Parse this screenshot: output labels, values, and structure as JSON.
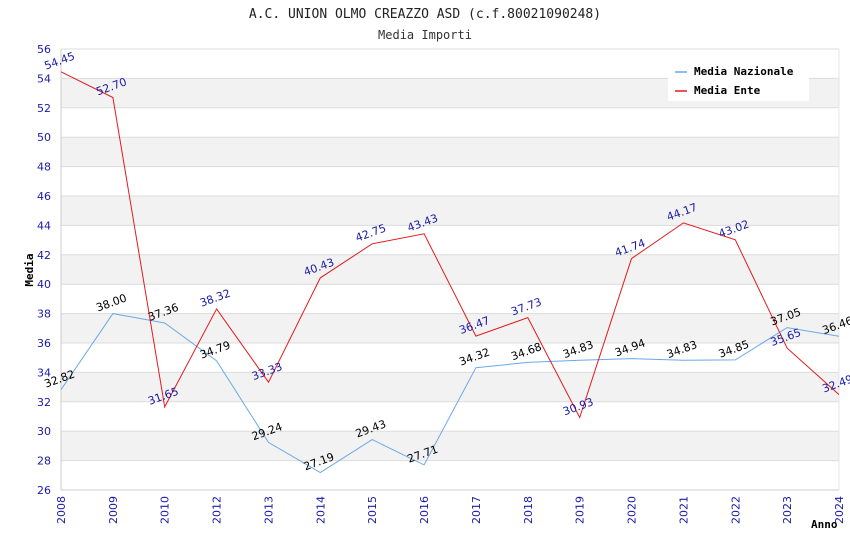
{
  "chart_data": {
    "type": "line",
    "title": "A.C. UNION OLMO CREAZZO ASD (c.f.80021090248)",
    "subtitle": "Media Importi",
    "xlabel": "Anno",
    "ylabel": "Media",
    "ylim": [
      26,
      56
    ],
    "ystep": 2,
    "grid": true,
    "legend_position": "top-right",
    "categories": [
      "2008",
      "2009",
      "2010",
      "2012",
      "2013",
      "2014",
      "2015",
      "2016",
      "2017",
      "2018",
      "2019",
      "2020",
      "2021",
      "2022",
      "2023",
      "2024"
    ],
    "series": [
      {
        "name": "Media Nazionale",
        "color": "#6aa9e6",
        "label_color": "#000000",
        "values": [
          32.82,
          38.0,
          37.36,
          34.79,
          29.24,
          27.19,
          29.43,
          27.71,
          34.32,
          34.68,
          34.83,
          34.94,
          34.83,
          34.85,
          37.05,
          36.46
        ],
        "labels": [
          "32.82",
          "38.00",
          "37.36",
          "34.79",
          "29.24",
          "27.19",
          "29.43",
          "27.71",
          "34.32",
          "34.68",
          "34.83",
          "34.94",
          "34.83",
          "34.85",
          "37.05",
          "36.46"
        ]
      },
      {
        "name": "Media Ente",
        "color": "#e31a1c",
        "label_color": "#1a1aa6",
        "values": [
          54.45,
          52.7,
          31.65,
          38.32,
          33.33,
          40.43,
          42.75,
          43.43,
          36.47,
          37.73,
          30.93,
          41.74,
          44.17,
          43.02,
          35.65,
          32.49
        ],
        "labels": [
          "54.45",
          "52.70",
          "31.65",
          "38.32",
          "33.33",
          "40.43",
          "42.75",
          "43.43",
          "36.47",
          "37.73",
          "30.93",
          "41.74",
          "44.17",
          "43.02",
          "35.65",
          "32.49"
        ]
      }
    ]
  }
}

· · · · ·

→ Instructions to follow:
In the records above, locate the lines holding the word "name". Copy each of them.

→ The answer:
        "name": "Media Nazionale",
        "name": "Media Ente",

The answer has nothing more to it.